Leaving out the pictures, please retype each record exactly.
━━━━━━━━━━━━━━━━━━━━
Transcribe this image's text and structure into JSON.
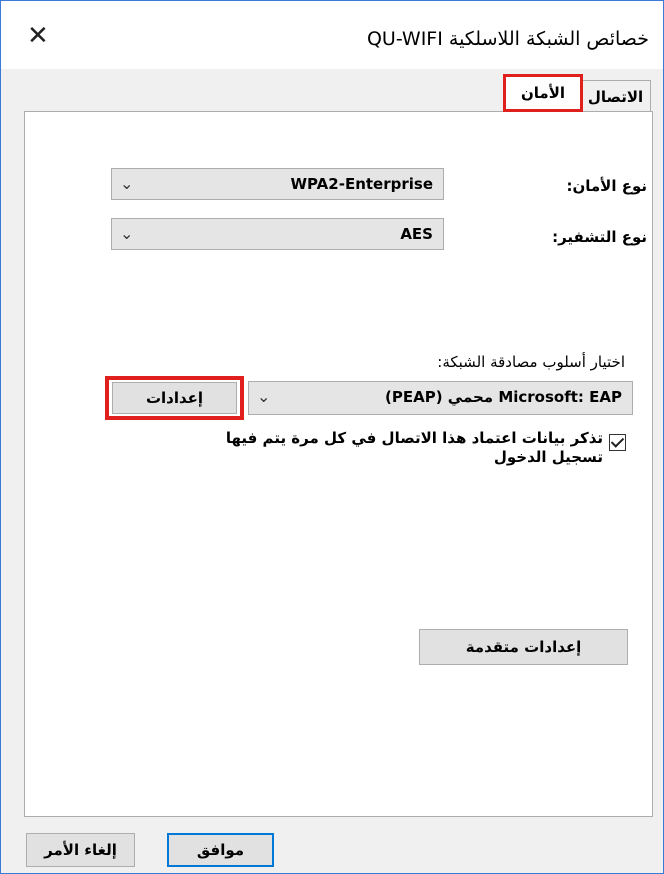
{
  "window": {
    "title": "خصائص الشبكة اللاسلكية QU-WIFI",
    "close_glyph": "✕"
  },
  "tabs": [
    {
      "label": "الاتصال"
    },
    {
      "label": "الأمان"
    }
  ],
  "security": {
    "security_type_label": "نوع الأمان:",
    "security_type_value": "WPA2-Enterprise",
    "encryption_type_label": "نوع التشفير:",
    "encryption_type_value": "AES",
    "auth_method_label": "اختيار أسلوب مصادقة الشبكة:",
    "auth_method_value": "Microsoft: EAP محمي (PEAP)",
    "settings_button": "إعدادات",
    "remember_label": "تذكر بيانات اعتماد هذا الاتصال في كل مرة يتم فيها تسجيل الدخول",
    "remember_checked": true,
    "advanced_button": "إعدادات متقدمة"
  },
  "footer": {
    "ok_button": "موافق",
    "cancel_button": "إلغاء الأمر"
  },
  "colors": {
    "highlight": "#e0201c",
    "accent": "#0078d7",
    "border": "#3c78d8"
  },
  "icons": {
    "dropdown": "chevron-down-icon",
    "close": "close-icon",
    "checkbox": "check-icon"
  }
}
━━━━━━━━━━━━━━━━━━━━
▸ Exercise solution
Transcribe this image's text and structure into JSON.
{
  "window": {
    "title": "خصائص الشبكة اللاسلكية QU-WIFI",
    "close_glyph": "✕"
  },
  "tabs": [
    {
      "label": "الاتصال"
    },
    {
      "label": "الأمان"
    }
  ],
  "security": {
    "security_type_label": "نوع الأمان:",
    "security_type_value": "WPA2-Enterprise",
    "encryption_type_label": "نوع التشفير:",
    "encryption_type_value": "AES",
    "auth_method_label": "اختيار أسلوب مصادقة الشبكة:",
    "auth_method_value": "Microsoft: EAP محمي (PEAP)",
    "settings_button": "إعدادات",
    "remember_label": "تذكر بيانات اعتماد هذا الاتصال في كل مرة يتم فيها تسجيل الدخول",
    "remember_checked": true,
    "advanced_button": "إعدادات متقدمة"
  },
  "footer": {
    "ok_button": "موافق",
    "cancel_button": "إلغاء الأمر"
  },
  "colors": {
    "highlight": "#e0201c",
    "accent": "#0078d7",
    "border": "#3c78d8"
  },
  "icons": {
    "dropdown": "chevron-down-icon",
    "close": "close-icon",
    "checkbox": "check-icon"
  }
}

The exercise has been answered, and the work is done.